[Dataset listing]

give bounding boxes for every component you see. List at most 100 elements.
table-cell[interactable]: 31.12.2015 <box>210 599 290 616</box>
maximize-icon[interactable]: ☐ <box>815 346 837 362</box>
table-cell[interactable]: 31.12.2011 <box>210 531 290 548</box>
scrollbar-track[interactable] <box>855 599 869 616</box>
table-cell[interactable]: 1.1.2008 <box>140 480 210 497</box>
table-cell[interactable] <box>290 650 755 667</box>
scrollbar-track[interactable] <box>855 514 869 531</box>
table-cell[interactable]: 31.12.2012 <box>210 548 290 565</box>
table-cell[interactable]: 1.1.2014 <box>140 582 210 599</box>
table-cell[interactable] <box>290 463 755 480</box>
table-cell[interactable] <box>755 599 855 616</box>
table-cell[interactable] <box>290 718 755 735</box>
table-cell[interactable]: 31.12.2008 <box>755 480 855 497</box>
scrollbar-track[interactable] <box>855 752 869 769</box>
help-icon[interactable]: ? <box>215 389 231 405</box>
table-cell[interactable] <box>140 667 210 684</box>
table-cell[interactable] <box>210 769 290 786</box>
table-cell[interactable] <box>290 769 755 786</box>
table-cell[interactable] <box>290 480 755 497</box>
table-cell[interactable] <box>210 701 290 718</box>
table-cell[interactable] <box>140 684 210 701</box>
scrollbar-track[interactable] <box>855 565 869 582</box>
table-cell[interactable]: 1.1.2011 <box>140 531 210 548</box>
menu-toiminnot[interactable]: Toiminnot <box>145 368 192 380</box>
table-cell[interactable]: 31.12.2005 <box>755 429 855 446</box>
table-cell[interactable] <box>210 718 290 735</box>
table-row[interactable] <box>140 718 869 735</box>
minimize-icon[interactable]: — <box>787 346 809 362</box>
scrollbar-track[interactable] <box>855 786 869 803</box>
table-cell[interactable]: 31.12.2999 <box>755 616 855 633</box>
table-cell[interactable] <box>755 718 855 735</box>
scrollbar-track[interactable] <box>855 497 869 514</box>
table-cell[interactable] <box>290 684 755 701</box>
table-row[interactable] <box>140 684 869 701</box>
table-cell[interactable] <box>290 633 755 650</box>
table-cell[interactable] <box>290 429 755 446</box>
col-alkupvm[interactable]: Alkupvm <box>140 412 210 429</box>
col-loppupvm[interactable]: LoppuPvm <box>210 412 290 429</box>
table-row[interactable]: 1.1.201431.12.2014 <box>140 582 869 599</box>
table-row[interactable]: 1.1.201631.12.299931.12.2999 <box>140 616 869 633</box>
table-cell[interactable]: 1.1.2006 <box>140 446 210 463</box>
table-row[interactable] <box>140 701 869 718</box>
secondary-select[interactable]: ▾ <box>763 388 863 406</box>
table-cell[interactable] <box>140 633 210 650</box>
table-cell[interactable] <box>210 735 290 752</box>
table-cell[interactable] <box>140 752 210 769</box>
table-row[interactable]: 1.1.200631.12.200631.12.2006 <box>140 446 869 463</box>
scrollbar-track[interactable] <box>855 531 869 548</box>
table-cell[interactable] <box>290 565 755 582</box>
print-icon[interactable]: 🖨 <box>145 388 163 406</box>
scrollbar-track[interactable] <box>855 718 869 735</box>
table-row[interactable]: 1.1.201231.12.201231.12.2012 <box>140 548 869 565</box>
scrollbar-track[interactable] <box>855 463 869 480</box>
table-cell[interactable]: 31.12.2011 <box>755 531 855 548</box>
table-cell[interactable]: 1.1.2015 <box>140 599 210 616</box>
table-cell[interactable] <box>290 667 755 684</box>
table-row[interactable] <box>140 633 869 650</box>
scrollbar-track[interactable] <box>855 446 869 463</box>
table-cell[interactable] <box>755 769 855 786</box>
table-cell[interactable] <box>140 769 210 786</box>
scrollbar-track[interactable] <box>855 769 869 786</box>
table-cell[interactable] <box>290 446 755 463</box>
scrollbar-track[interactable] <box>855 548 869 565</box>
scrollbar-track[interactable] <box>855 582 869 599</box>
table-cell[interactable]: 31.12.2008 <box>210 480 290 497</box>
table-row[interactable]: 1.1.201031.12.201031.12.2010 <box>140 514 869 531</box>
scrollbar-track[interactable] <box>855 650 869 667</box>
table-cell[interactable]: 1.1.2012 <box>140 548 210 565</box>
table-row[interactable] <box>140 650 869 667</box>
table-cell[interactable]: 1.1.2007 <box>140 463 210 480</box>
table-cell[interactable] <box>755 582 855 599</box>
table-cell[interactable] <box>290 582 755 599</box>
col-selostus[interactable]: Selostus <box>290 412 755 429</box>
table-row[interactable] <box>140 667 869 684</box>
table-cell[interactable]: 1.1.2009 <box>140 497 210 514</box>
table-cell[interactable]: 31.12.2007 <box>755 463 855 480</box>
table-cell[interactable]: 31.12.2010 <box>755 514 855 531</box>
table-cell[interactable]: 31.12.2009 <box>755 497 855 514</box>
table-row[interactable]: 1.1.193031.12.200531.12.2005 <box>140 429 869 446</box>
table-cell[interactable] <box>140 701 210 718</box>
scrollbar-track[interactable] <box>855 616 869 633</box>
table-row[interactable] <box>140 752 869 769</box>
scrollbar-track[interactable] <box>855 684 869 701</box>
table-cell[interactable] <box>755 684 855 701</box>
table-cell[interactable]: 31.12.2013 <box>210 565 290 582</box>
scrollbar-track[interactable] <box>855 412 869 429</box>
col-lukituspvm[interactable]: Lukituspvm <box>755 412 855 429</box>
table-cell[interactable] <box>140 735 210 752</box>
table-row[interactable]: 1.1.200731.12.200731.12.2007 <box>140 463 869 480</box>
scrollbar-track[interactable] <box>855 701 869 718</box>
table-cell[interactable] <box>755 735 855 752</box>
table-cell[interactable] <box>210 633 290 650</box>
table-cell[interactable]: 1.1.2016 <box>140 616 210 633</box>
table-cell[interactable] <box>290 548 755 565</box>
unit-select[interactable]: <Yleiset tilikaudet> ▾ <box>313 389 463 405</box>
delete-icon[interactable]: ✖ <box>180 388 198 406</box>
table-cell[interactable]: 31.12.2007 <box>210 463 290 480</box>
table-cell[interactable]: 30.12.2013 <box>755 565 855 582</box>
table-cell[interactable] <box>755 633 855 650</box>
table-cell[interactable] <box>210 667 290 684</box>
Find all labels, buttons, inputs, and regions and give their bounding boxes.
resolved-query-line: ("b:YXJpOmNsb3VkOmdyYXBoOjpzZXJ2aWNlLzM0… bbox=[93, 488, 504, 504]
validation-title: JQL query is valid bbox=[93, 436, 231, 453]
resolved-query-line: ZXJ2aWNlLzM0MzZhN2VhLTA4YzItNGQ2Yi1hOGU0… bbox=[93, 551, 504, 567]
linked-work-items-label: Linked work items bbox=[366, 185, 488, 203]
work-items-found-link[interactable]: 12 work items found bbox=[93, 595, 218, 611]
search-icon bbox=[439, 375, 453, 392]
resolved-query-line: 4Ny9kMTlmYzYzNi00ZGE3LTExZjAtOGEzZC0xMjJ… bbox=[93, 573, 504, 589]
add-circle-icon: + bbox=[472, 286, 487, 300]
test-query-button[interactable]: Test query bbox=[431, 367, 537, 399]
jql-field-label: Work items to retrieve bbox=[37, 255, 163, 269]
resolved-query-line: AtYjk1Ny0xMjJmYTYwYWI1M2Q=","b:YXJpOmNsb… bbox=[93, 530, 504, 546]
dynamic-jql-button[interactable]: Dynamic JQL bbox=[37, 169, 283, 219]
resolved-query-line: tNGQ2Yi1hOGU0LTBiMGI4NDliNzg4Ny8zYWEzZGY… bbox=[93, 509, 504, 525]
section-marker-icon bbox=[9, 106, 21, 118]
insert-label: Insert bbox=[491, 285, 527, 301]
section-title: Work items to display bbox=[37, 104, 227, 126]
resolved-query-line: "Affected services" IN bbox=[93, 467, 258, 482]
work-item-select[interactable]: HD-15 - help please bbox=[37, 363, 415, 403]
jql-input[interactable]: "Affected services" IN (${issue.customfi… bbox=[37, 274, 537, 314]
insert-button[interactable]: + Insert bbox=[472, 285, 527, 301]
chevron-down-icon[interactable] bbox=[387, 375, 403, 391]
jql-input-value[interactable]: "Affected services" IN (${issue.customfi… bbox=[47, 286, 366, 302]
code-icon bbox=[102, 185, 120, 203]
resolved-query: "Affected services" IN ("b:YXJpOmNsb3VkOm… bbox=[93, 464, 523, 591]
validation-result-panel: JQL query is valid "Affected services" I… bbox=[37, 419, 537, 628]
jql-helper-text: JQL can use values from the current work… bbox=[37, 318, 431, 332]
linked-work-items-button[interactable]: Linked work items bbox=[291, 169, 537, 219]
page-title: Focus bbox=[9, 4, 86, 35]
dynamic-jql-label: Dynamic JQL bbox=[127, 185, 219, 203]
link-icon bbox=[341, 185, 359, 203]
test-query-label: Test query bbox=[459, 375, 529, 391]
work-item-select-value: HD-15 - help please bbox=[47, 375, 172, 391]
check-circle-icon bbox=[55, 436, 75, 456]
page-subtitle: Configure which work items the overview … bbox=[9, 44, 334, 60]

GOAL OF THE EXERCISE: Copy the listing line for line, starting at its first line and ending after the line that contains "table-cell[interactable] <box>290 463".

PROBLEM SOLUTION:
give bounding boxes for every component you see. List at most 100 elements.
table-cell[interactable]: 31.12.2015 <box>210 599 290 616</box>
maximize-icon[interactable]: ☐ <box>815 346 837 362</box>
table-cell[interactable]: 31.12.2011 <box>210 531 290 548</box>
scrollbar-track[interactable] <box>855 599 869 616</box>
table-cell[interactable]: 1.1.2008 <box>140 480 210 497</box>
table-cell[interactable] <box>290 650 755 667</box>
scrollbar-track[interactable] <box>855 514 869 531</box>
table-cell[interactable]: 31.12.2012 <box>210 548 290 565</box>
table-cell[interactable]: 1.1.2014 <box>140 582 210 599</box>
table-cell[interactable] <box>290 463 755 480</box>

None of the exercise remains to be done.